▸ **Available records**
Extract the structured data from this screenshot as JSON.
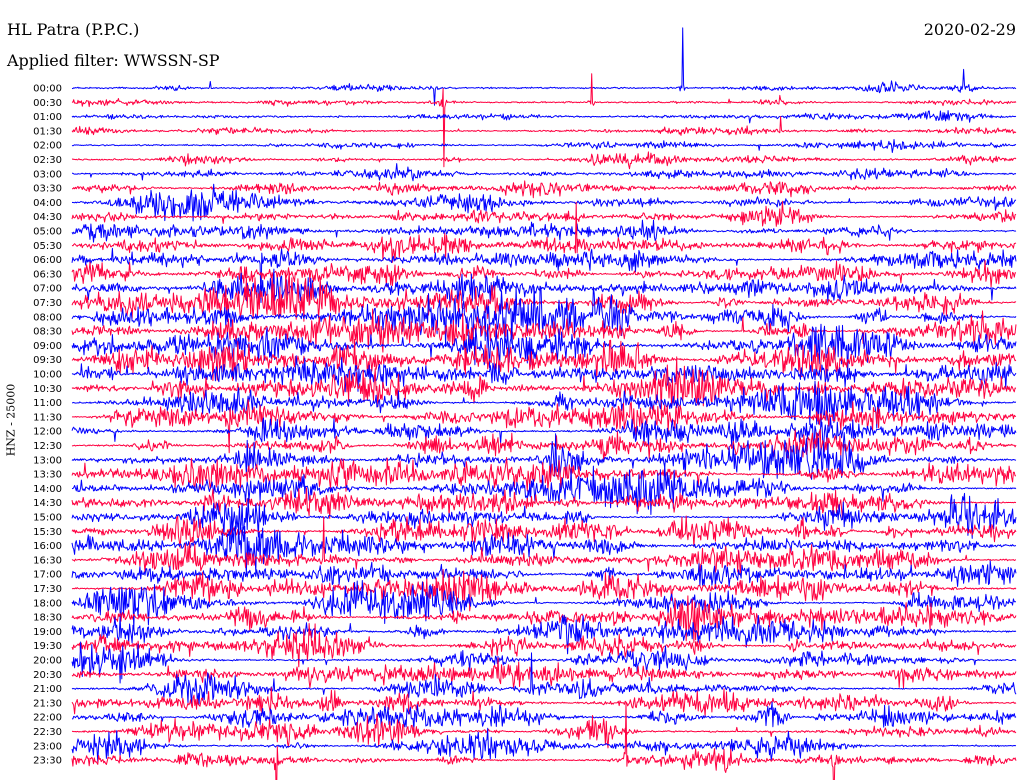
{
  "header": {
    "station": "HL Patra (P.P.C.)",
    "filter_label": "Applied filter: WWSSN-SP",
    "date": "2020-02-29"
  },
  "chart_data": {
    "type": "line",
    "title": "HL Patra (P.P.C.)",
    "date": "2020-02-29",
    "filter": "WWSSN-SP",
    "ylabel": "HNZ - 25000",
    "row_labels": [
      "00:00",
      "00:30",
      "01:00",
      "01:30",
      "02:00",
      "02:30",
      "03:00",
      "03:30",
      "04:00",
      "04:30",
      "05:00",
      "05:30",
      "06:00",
      "06:30",
      "07:00",
      "07:30",
      "08:00",
      "08:30",
      "09:00",
      "09:30",
      "10:00",
      "10:30",
      "11:00",
      "11:30",
      "12:00",
      "12:30",
      "13:00",
      "13:30",
      "14:00",
      "14:30",
      "15:00",
      "15:30",
      "16:00",
      "16:30",
      "17:00",
      "17:30",
      "18:00",
      "18:30",
      "19:00",
      "19:30",
      "20:00",
      "20:30",
      "21:00",
      "21:30",
      "22:00",
      "22:30",
      "23:00",
      "23:30"
    ],
    "row_colors": [
      "#0000ff",
      "#ff0040"
    ],
    "row_duration_minutes": 30,
    "activity_level": [
      0.2,
      0.22,
      0.22,
      0.25,
      0.25,
      0.28,
      0.32,
      0.4,
      0.45,
      0.48,
      0.52,
      0.58,
      0.66,
      0.72,
      0.78,
      0.82,
      0.86,
      0.88,
      0.9,
      0.9,
      0.9,
      0.88,
      0.88,
      0.86,
      0.85,
      0.84,
      0.83,
      0.82,
      0.8,
      0.8,
      0.8,
      0.8,
      0.8,
      0.8,
      0.78,
      0.78,
      0.78,
      0.76,
      0.76,
      0.74,
      0.72,
      0.7,
      0.68,
      0.66,
      0.62,
      0.6,
      0.58,
      0.55
    ],
    "notable_events": [
      {
        "row": "00:00",
        "minute": 19.4,
        "peak": 4.2
      },
      {
        "row": "00:00",
        "minute": 11.5,
        "peak": 1.2
      },
      {
        "row": "00:00",
        "minute": 28.3,
        "peak": 1.3
      },
      {
        "row": "00:30",
        "minute": 11.8,
        "peak": 4.5
      },
      {
        "row": "00:30",
        "minute": 16.5,
        "peak": 2.0
      },
      {
        "row": "01:30",
        "minute": 22.5,
        "peak": 1.0
      },
      {
        "row": "05:30",
        "minute": 16.0,
        "peak": 3.0
      },
      {
        "row": "06:00",
        "minute": 6.0,
        "peak": 3.0
      },
      {
        "row": "08:30",
        "minute": 12.5,
        "peak": 3.0
      },
      {
        "row": "11:30",
        "minute": 5.0,
        "peak": 2.5
      },
      {
        "row": "16:30",
        "minute": 8.0,
        "peak": 3.0
      },
      {
        "row": "21:00",
        "minute": 14.6,
        "peak": 2.5
      },
      {
        "row": "23:30",
        "minute": 6.5,
        "peak": 3.5
      },
      {
        "row": "23:30",
        "minute": 17.6,
        "peak": 4.0
      },
      {
        "row": "23:30",
        "minute": 24.2,
        "peak": 3.0
      }
    ]
  }
}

▸ **Given task**
Write out each line of the data exactly; the images should be left out.

▸ **Solved exercise**
Extract the structured data from this screenshot as JSON.
{
  "header": {
    "station": "HL Patra (P.P.C.)",
    "filter_label": "Applied filter: WWSSN-SP",
    "date": "2020-02-29"
  },
  "chart_data": {
    "type": "line",
    "title": "HL Patra (P.P.C.)",
    "date": "2020-02-29",
    "filter": "WWSSN-SP",
    "ylabel": "HNZ - 25000",
    "row_labels": [
      "00:00",
      "00:30",
      "01:00",
      "01:30",
      "02:00",
      "02:30",
      "03:00",
      "03:30",
      "04:00",
      "04:30",
      "05:00",
      "05:30",
      "06:00",
      "06:30",
      "07:00",
      "07:30",
      "08:00",
      "08:30",
      "09:00",
      "09:30",
      "10:00",
      "10:30",
      "11:00",
      "11:30",
      "12:00",
      "12:30",
      "13:00",
      "13:30",
      "14:00",
      "14:30",
      "15:00",
      "15:30",
      "16:00",
      "16:30",
      "17:00",
      "17:30",
      "18:00",
      "18:30",
      "19:00",
      "19:30",
      "20:00",
      "20:30",
      "21:00",
      "21:30",
      "22:00",
      "22:30",
      "23:00",
      "23:30"
    ],
    "row_colors": [
      "#0000ff",
      "#ff0040"
    ],
    "row_duration_minutes": 30,
    "activity_level": [
      0.2,
      0.22,
      0.22,
      0.25,
      0.25,
      0.28,
      0.32,
      0.4,
      0.45,
      0.48,
      0.52,
      0.58,
      0.66,
      0.72,
      0.78,
      0.82,
      0.86,
      0.88,
      0.9,
      0.9,
      0.9,
      0.88,
      0.88,
      0.86,
      0.85,
      0.84,
      0.83,
      0.82,
      0.8,
      0.8,
      0.8,
      0.8,
      0.8,
      0.8,
      0.78,
      0.78,
      0.78,
      0.76,
      0.76,
      0.74,
      0.72,
      0.7,
      0.68,
      0.66,
      0.62,
      0.6,
      0.58,
      0.55
    ],
    "notable_events": [
      {
        "row": "00:00",
        "minute": 19.4,
        "peak": 4.2
      },
      {
        "row": "00:00",
        "minute": 11.5,
        "peak": 1.2
      },
      {
        "row": "00:00",
        "minute": 28.3,
        "peak": 1.3
      },
      {
        "row": "00:30",
        "minute": 11.8,
        "peak": 4.5
      },
      {
        "row": "00:30",
        "minute": 16.5,
        "peak": 2.0
      },
      {
        "row": "01:30",
        "minute": 22.5,
        "peak": 1.0
      },
      {
        "row": "05:30",
        "minute": 16.0,
        "peak": 3.0
      },
      {
        "row": "06:00",
        "minute": 6.0,
        "peak": 3.0
      },
      {
        "row": "08:30",
        "minute": 12.5,
        "peak": 3.0
      },
      {
        "row": "11:30",
        "minute": 5.0,
        "peak": 2.5
      },
      {
        "row": "16:30",
        "minute": 8.0,
        "peak": 3.0
      },
      {
        "row": "21:00",
        "minute": 14.6,
        "peak": 2.5
      },
      {
        "row": "23:30",
        "minute": 6.5,
        "peak": 3.5
      },
      {
        "row": "23:30",
        "minute": 17.6,
        "peak": 4.0
      },
      {
        "row": "23:30",
        "minute": 24.2,
        "peak": 3.0
      }
    ]
  }
}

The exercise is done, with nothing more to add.